Dataset items:
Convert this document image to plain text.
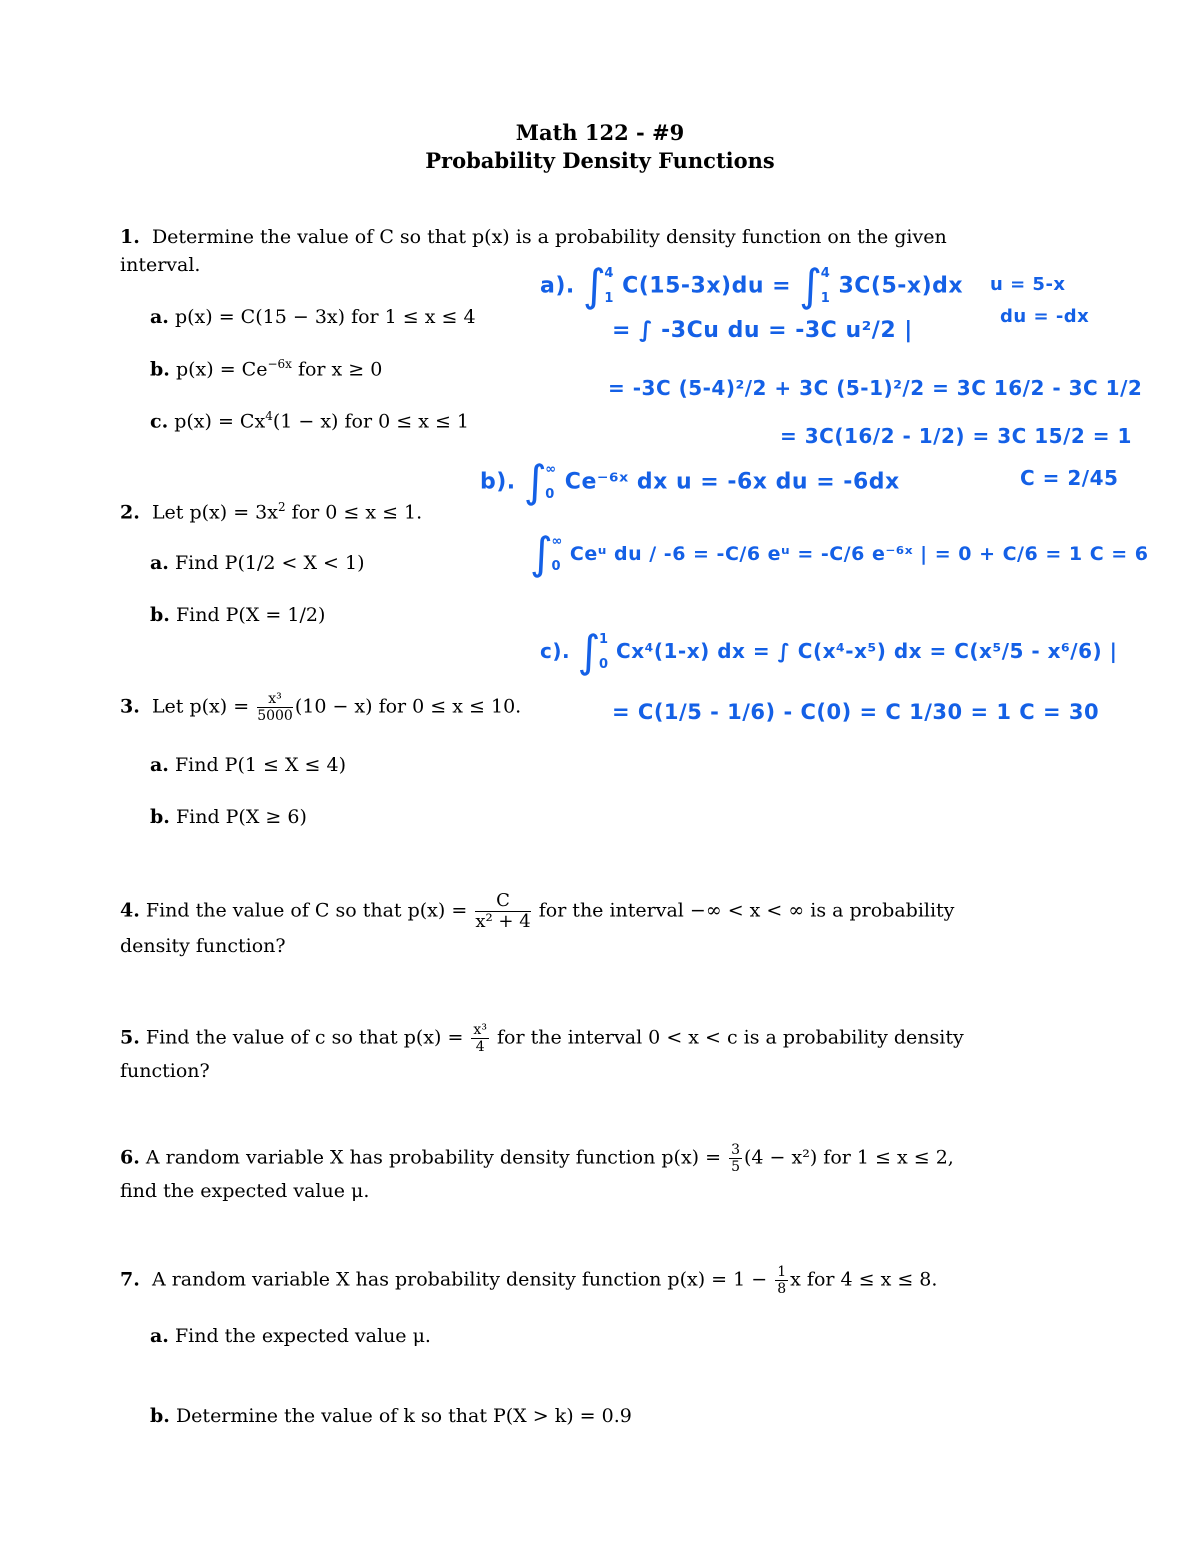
Math 122 - #9
Probability Density Functions
1. Determine the value of C so that p(x) is a probability density function on the given
interval.
a. p(x) = C(15 − 3x) for 1 ≤ x ≤ 4
b. $p(x) = Ce^{-6x}$ for x ≥ 0
c. $p(x) = Cx^4(1 - x)$ for 0 ≤ x ≤ 1
2. Let $p(x) = 3x^2$ for 0 ≤ x ≤ 1.
a. Find P(1/2 < X < 1)
b. Find P(X = 1/2)
3. Let $p(x) = \frac{\text{x³}}{5000} (10 - x)$ for 0 ≤ x ≤ 10.
a. Find P(1 ≤ X ≤ 4)
b. Find P(X ≥ 6)
4. Find the value of C so that $p(x) = \frac{C}{\text{x² + 4}}$ for the interval −∞ < x < ∞ is a probability
density function?
5. Find the value of c so that $p(x) = \frac{\text{x³}}{4}$ for the interval 0 < x < c is a probability density
function?
6. A random variable X has probability density function $p(x) = \frac{3}{5} (4 - x^2)$ for 1 ≤ x ≤ 2,
find the expected value μ.
7. A random variable X has probability density function $p(x) = 1 - \frac{1}{8}$ x for 4 ≤ x ≤ 8.
a. Find the expected value μ.
b. Determine the value of k so that P(X > k) = 0.9
a). ∫
4
1 C(15-3x)du = ∫
4
1 3C(5-x)dx u = 5-x
du = -dx
= ∫ -3Cu du = -3C u²/2 |
= -3C (5-4)²/2 + 3C (5-1)²/2 = 3C 16/2 - 3C 1/2
= 3C(16/2 - 1/2) = 3C 15/2 = 1
C = 2/45
b). ∫
∞
0 Ce⁻⁶ˣ dx u = -6x du = -6dx
∫
∞
0
Ceᵘ du / -6 = -C/6 eᵘ = -C/6 e⁻⁶ˣ | = 0 + C/6 = 1 C = 6
c). ∫
1
0
Cx⁴(1-x) dx = ∫ C(x⁴-x⁵) dx = C(x⁵/5 - x⁶/6) |
= C(1/5 - 1/6) - C(0) = C 1/30 = 1 C = 30
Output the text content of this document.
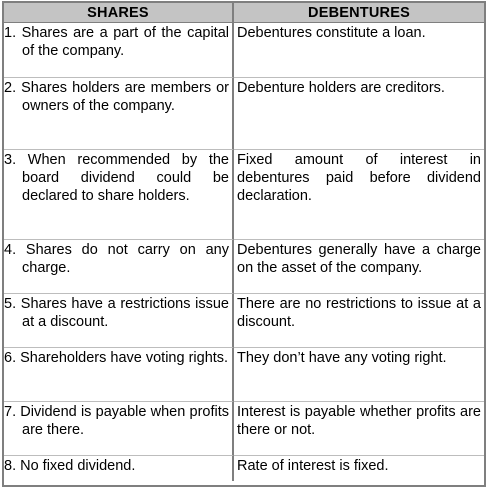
SHARES	DEBENTURES
1. Shares are a part of the capital of the company.	Debentures constitute a loan.
2. Shares holders are members or owners of the company.	Debenture holders are creditors.
3. When recommended by the board dividend could be declared to share holders.	Fixed amount of interest in debentures paid before dividend declaration.
4. Shares do not carry on any charge.	Debentures generally have a charge on the asset of the company.
5. Shares have a restrictions issue at a discount.	There are no restrictions to issue at a discount.
6. Shareholders have voting rights.	They don’t have any voting right.
7. Dividend is payable when profits are there.	Interest is payable whether profits are there or not.
8. No fixed dividend.	Rate of interest is fixed.
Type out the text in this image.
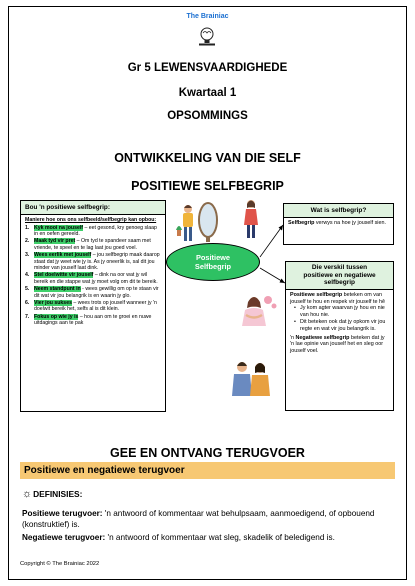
The Brainiac
Gr 5 LEWENSVAARDIGHEDE
Kwartaal 1
OPSOMMINGS
ONTWIKKELING VAN DIE SELF
POSITIEWE SELFBEGRIP
Bou 'n positiewe selfbegrip:
Maniere hoe ons ons selfbeeld/selfbegrip kan opbou:
1. Kyk mooi na jouself – eet gesond, kry genoeg slaap in en oefen gereeld.
2. Maak tyd vir pret – Om tyd te spandeer saam met vriende, te speel en te lag laat jou goed voel.
3. Wees eerlik met jouself – jou selfbegrip maak daarop staat dat jy weet wie jy is. As jy oneerlik is, sal dit jou minder van jouself laat dink.
4. Stel doelwitte vir jouself – dink na oor wat jy wil bereik en die stappe wat jy moet volg om dit te bereik.
5. Neem standpunt in - wees gewillig om op te staan vir dit wat vir jou belangrik is en waarin jy glo.
6. Vier jou sukses – wees trots op jouself wanneer jy 'n doelwit bereik het, selfs al is dit klein.
7. Fokus op wie jy is – hou aan om te groei en nuwe uitdagings aan te pak
Positiewe
Selfbegrip
Wat is selfbegrip?
Selfbegrip verwys na hoe jy jouself sien.
Die verskil tussen
positiewe en negatiewe
selfbegrip
Positiewe selfbegrip beteken om van jouself te hou en respek vir jouself te hê
• Jy kom agter waarvan jy hou en nie van hou nie.
• Dit beteken ook dat jy opkom vir jou regte en wat vir jou belangrik is.
'n Negatiewe selfbegrip beteken dat jy 'n lae opinie van jouself het en sleg oor jouself voel.
GEE EN ONTVANG TERUGVOER
Positiewe en negatiewe terugvoer
☼DEFINISIES:
Positiewe terugvoer: 'n antwoord of kommentaar wat behulpsaam, aanmoedigend, of opbouend (konstruktief) is.
Negatiewe terugvoer: 'n antwoord of kommentaar wat sleg, skadelik of beledigend is.
Copyright © The Brainiac 2022
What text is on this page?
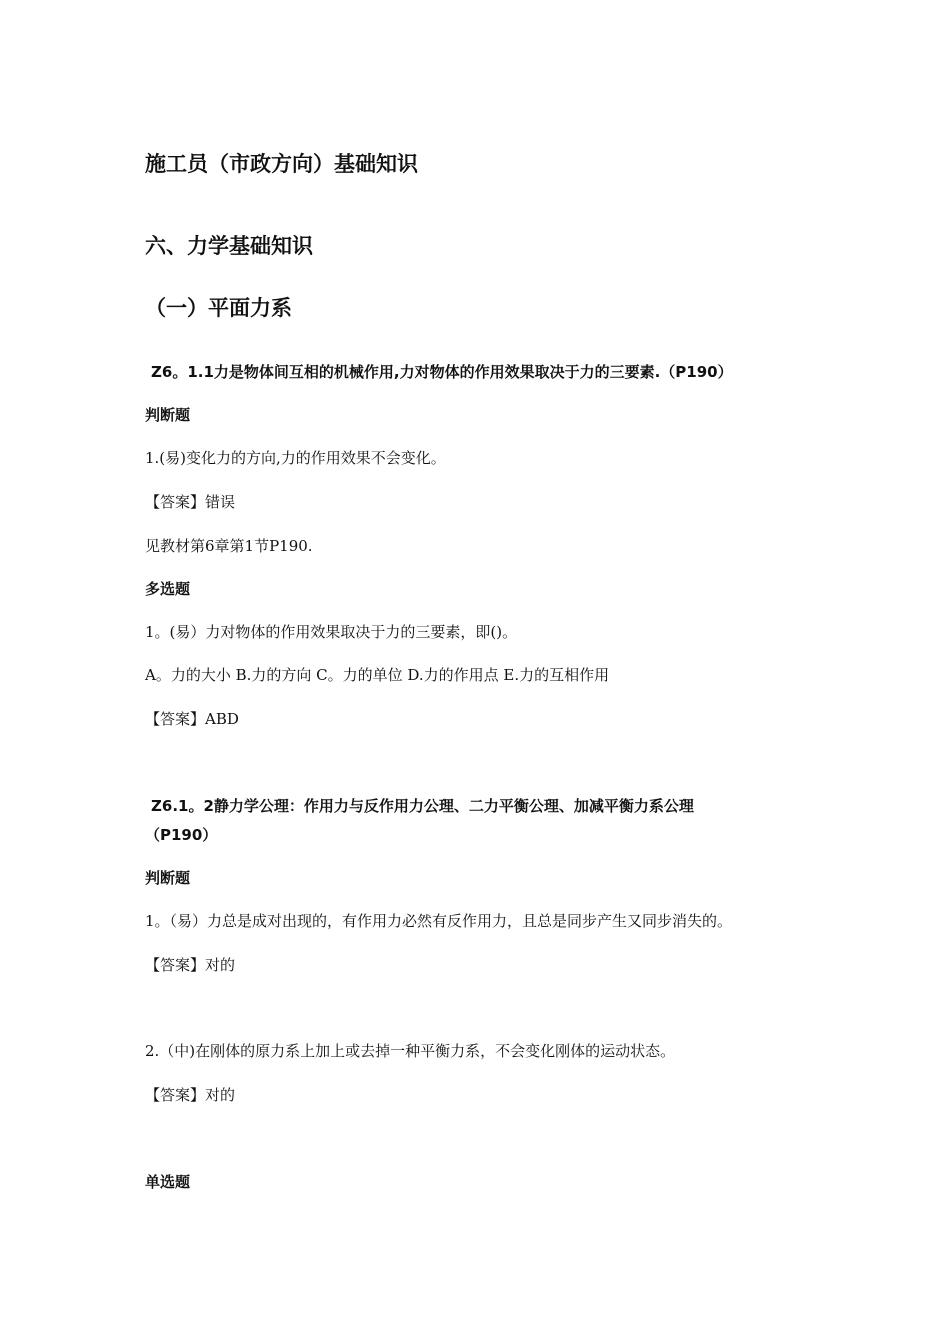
施工员（市政方向）基础知识
六、力学基础知识
（一）平面力系
Z6。1.1力是物体间互相的机械作用,力对物体的作用效果取决于力的三要素.（P190）
判断题
1.(易)变化力的方向,力的作用效果不会变化。
【答案】错误
见教材第6章第1节P190.
多选题
1。(易）力对物体的作用效果取决于力的三要素，即()。
A。力的大小 B.力的方向 C。力的单位 D.力的作用点 E.力的互相作用
【答案】ABD
Z6.1。2静力学公理：作用力与反作用力公理、二力平衡公理、加减平衡力系公理
（P190）
判断题
1。（易）力总是成对出现的，有作用力必然有反作用力，且总是同步产生又同步消失的。
【答案】对的
2.（中)在刚体的原力系上加上或去掉一种平衡力系，不会变化刚体的运动状态。
【答案】对的
单选题
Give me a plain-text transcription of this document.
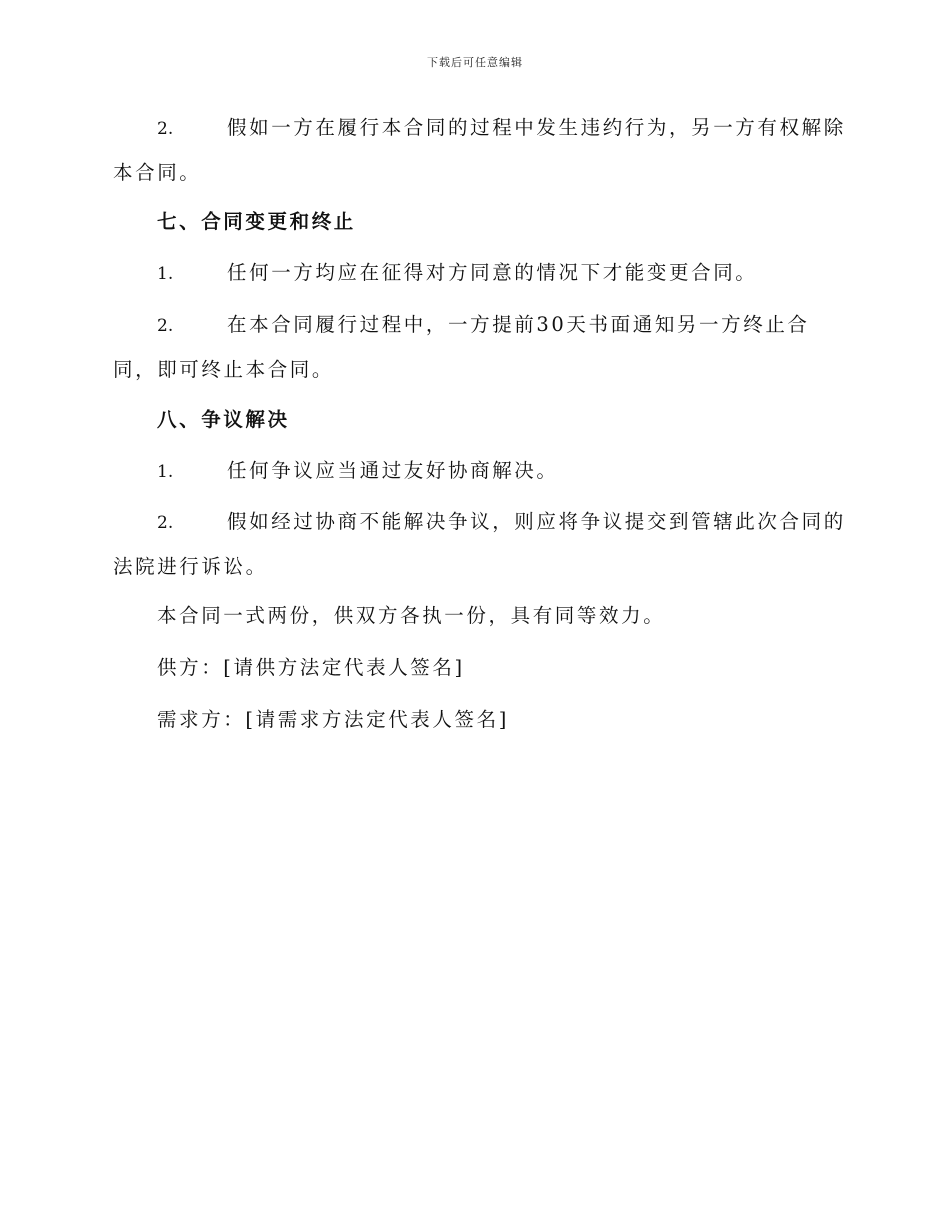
下载后可任意编辑
2.	假如一方在履行本合同的过程中发生违约行为，另一方有权解除
本合同。
七、合同变更和终止
1.	任何一方均应在征得对方同意的情况下才能变更合同。
2.	在本合同履行过程中，一方提前30天书面通知另一方终止合
同，即可终止本合同。
八、争议解决
1.	任何争议应当通过友好协商解决。
2.	假如经过协商不能解决争议，则应将争议提交到管辖此次合同的
法院进行诉讼。
本合同一式两份，供双方各执一份，具有同等效力。
供方：[请供方法定代表人签名]
需求方：[请需求方法定代表人签名]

▶ _What is being asked_: Emit the lines from the line containing "Give me a plain-text" to the final line of the material, inclusive, exactly as written; pictures are excluded.

▶ _Complete answer_:
Give me a plain-text transcription of this document.
下载后可任意编辑
2.	假如一方在履行本合同的过程中发生违约行为，另一方有权解除
本合同。
七、合同变更和终止
1.	任何一方均应在征得对方同意的情况下才能变更合同。
2.	在本合同履行过程中，一方提前30天书面通知另一方终止合
同，即可终止本合同。
八、争议解决
1.	任何争议应当通过友好协商解决。
2.	假如经过协商不能解决争议，则应将争议提交到管辖此次合同的
法院进行诉讼。
本合同一式两份，供双方各执一份，具有同等效力。
供方：[请供方法定代表人签名]
需求方：[请需求方法定代表人签名]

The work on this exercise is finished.